Set task »
Report only the number of lines in the records that contain the word "باید".

Dataset content »
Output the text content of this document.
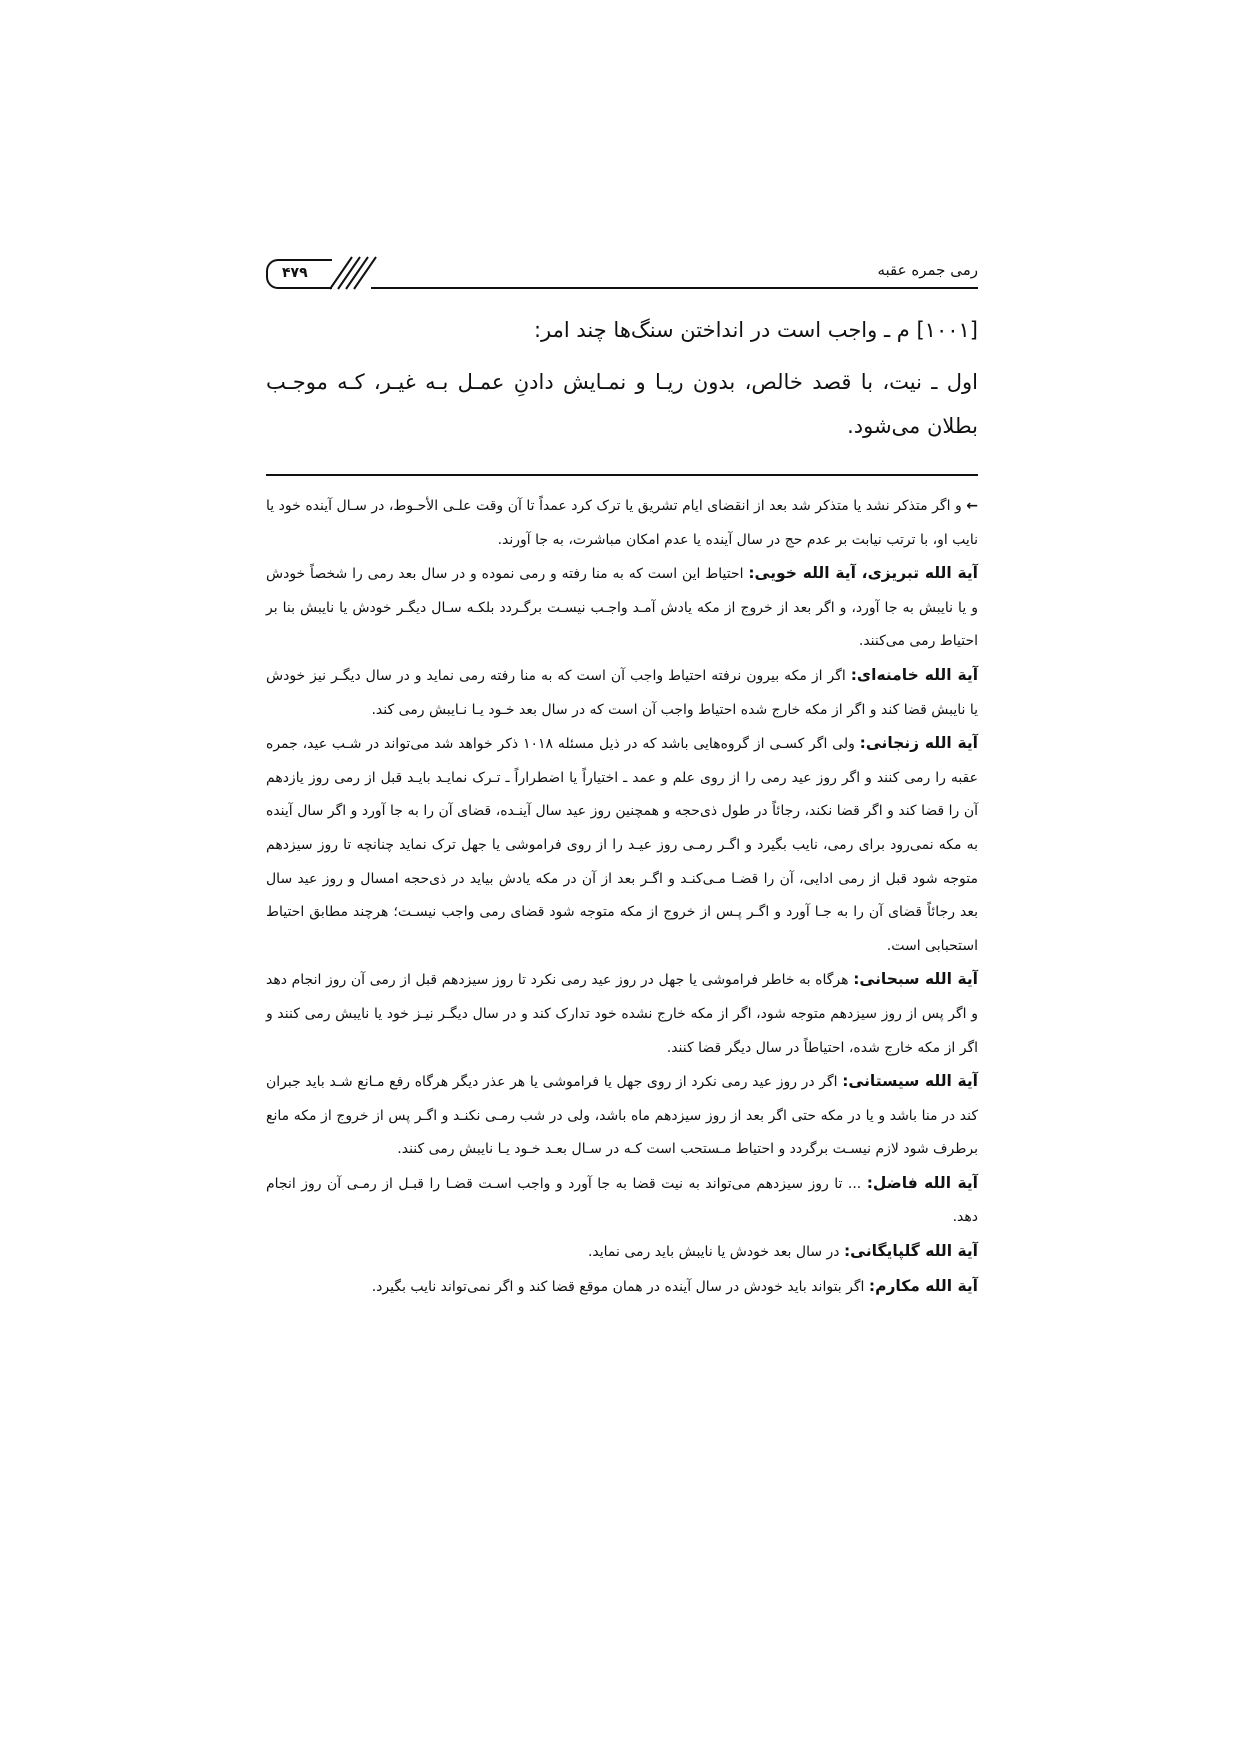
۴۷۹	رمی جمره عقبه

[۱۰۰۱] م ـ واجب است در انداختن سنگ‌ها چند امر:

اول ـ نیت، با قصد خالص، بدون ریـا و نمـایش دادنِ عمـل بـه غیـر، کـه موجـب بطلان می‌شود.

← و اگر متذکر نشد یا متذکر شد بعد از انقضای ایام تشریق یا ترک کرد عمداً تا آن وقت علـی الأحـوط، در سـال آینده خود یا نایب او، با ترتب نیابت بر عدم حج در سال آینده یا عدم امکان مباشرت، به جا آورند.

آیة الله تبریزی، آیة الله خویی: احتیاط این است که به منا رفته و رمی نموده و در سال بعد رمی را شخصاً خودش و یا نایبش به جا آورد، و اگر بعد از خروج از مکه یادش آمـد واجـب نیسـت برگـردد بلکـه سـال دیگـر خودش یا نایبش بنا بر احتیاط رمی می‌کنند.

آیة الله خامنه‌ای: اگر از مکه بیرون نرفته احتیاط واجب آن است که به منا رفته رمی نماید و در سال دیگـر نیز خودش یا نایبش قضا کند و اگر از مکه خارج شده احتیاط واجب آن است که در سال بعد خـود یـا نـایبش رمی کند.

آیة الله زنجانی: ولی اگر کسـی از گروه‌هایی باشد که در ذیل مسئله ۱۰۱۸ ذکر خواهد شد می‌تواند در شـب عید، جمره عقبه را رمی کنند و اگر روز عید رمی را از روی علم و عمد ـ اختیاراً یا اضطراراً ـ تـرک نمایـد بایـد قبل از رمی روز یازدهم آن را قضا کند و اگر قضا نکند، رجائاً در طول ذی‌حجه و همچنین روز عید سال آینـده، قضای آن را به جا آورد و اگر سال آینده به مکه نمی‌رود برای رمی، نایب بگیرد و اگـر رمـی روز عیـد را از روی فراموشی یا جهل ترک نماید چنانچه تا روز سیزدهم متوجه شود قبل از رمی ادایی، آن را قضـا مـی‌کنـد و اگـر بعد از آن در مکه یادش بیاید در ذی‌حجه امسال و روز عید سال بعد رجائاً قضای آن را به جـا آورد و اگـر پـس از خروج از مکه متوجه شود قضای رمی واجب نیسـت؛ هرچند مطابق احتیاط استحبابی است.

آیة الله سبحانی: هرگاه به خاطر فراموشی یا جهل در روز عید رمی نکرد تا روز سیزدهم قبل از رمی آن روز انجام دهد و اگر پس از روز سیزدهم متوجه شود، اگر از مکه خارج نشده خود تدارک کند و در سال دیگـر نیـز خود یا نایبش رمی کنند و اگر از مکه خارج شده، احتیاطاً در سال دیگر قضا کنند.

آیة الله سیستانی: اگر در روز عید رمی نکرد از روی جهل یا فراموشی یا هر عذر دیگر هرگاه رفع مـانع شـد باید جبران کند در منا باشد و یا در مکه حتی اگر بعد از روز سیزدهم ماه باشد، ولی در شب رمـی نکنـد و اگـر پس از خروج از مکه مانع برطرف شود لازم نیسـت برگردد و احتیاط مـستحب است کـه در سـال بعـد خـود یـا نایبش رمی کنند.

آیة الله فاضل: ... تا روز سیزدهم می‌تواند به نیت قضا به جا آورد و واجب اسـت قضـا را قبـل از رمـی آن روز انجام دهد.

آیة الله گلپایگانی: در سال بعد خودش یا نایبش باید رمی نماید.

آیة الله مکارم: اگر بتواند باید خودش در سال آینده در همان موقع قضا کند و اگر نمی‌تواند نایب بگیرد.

Expected answer »
3